— BEGIN SUPPLIED DATA —

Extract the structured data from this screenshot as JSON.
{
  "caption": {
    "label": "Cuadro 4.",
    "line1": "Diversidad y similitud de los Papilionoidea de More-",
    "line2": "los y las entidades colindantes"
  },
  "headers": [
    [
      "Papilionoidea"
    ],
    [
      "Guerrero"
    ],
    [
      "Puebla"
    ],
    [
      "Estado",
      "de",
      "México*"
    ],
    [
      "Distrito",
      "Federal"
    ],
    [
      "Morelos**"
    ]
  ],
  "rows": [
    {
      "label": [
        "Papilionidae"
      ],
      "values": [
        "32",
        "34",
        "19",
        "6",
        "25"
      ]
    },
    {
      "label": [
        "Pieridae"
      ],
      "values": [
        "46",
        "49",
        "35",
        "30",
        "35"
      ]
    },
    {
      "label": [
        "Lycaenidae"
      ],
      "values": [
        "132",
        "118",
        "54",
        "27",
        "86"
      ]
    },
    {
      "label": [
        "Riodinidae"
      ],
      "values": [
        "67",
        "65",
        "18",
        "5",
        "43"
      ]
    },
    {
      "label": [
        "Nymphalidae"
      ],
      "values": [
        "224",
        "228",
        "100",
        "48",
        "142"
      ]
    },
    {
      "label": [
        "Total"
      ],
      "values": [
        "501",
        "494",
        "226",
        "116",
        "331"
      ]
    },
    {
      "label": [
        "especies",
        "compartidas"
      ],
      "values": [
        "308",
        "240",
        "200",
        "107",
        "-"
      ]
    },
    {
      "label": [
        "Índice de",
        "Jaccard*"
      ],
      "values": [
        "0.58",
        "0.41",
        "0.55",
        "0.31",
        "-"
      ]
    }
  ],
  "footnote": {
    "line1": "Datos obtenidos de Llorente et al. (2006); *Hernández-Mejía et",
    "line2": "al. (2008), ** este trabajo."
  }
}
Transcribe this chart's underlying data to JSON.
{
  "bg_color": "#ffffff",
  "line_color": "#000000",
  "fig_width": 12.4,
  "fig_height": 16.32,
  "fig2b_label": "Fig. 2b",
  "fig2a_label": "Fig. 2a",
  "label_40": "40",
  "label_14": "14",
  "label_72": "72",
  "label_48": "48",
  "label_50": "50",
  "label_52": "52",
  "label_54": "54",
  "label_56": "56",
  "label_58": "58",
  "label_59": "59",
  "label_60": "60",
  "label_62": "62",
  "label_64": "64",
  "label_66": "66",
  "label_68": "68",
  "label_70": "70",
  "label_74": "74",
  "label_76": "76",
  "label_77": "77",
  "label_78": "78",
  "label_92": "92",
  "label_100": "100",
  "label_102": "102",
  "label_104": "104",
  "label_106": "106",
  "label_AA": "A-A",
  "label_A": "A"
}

— END SUPPLIED DATA —

WHAT YOU NEED TO DO
Set down every record above exactly as given.

REPLY
Extract the structured data from this screenshot as JSON.
{
  "caption": {
    "label": "Cuadro 4.",
    "line1": "Diversidad y similitud de los Papilionoidea de More-",
    "line2": "los y las entidades colindantes"
  },
  "headers": [
    [
      "Papilionoidea"
    ],
    [
      "Guerrero"
    ],
    [
      "Puebla"
    ],
    [
      "Estado",
      "de",
      "México*"
    ],
    [
      "Distrito",
      "Federal"
    ],
    [
      "Morelos**"
    ]
  ],
  "rows": [
    {
      "label": [
        "Papilionidae"
      ],
      "values": [
        "32",
        "34",
        "19",
        "6",
        "25"
      ]
    },
    {
      "label": [
        "Pieridae"
      ],
      "values": [
        "46",
        "49",
        "35",
        "30",
        "35"
      ]
    },
    {
      "label": [
        "Lycaenidae"
      ],
      "values": [
        "132",
        "118",
        "54",
        "27",
        "86"
      ]
    },
    {
      "label": [
        "Riodinidae"
      ],
      "values": [
        "67",
        "65",
        "18",
        "5",
        "43"
      ]
    },
    {
      "label": [
        "Nymphalidae"
      ],
      "values": [
        "224",
        "228",
        "100",
        "48",
        "142"
      ]
    },
    {
      "label": [
        "Total"
      ],
      "values": [
        "501",
        "494",
        "226",
        "116",
        "331"
      ]
    },
    {
      "label": [
        "especies",
        "compartidas"
      ],
      "values": [
        "308",
        "240",
        "200",
        "107",
        "-"
      ]
    },
    {
      "label": [
        "Índice de",
        "Jaccard*"
      ],
      "values": [
        "0.58",
        "0.41",
        "0.55",
        "0.31",
        "-"
      ]
    }
  ],
  "footnote": {
    "line1": "Datos obtenidos de Llorente et al. (2006); *Hernández-Mejía et",
    "line2": "al. (2008), ** este trabajo."
  }
}
Transcribe this chart's underlying data to JSON.
{
  "bg_color": "#ffffff",
  "line_color": "#000000",
  "fig_width": 12.4,
  "fig_height": 16.32,
  "fig2b_label": "Fig. 2b",
  "fig2a_label": "Fig. 2a",
  "label_40": "40",
  "label_14": "14",
  "label_72": "72",
  "label_48": "48",
  "label_50": "50",
  "label_52": "52",
  "label_54": "54",
  "label_56": "56",
  "label_58": "58",
  "label_59": "59",
  "label_60": "60",
  "label_62": "62",
  "label_64": "64",
  "label_66": "66",
  "label_68": "68",
  "label_70": "70",
  "label_74": "74",
  "label_76": "76",
  "label_77": "77",
  "label_78": "78",
  "label_92": "92",
  "label_100": "100",
  "label_102": "102",
  "label_104": "104",
  "label_106": "106",
  "label_AA": "A-A",
  "label_A": "A"
}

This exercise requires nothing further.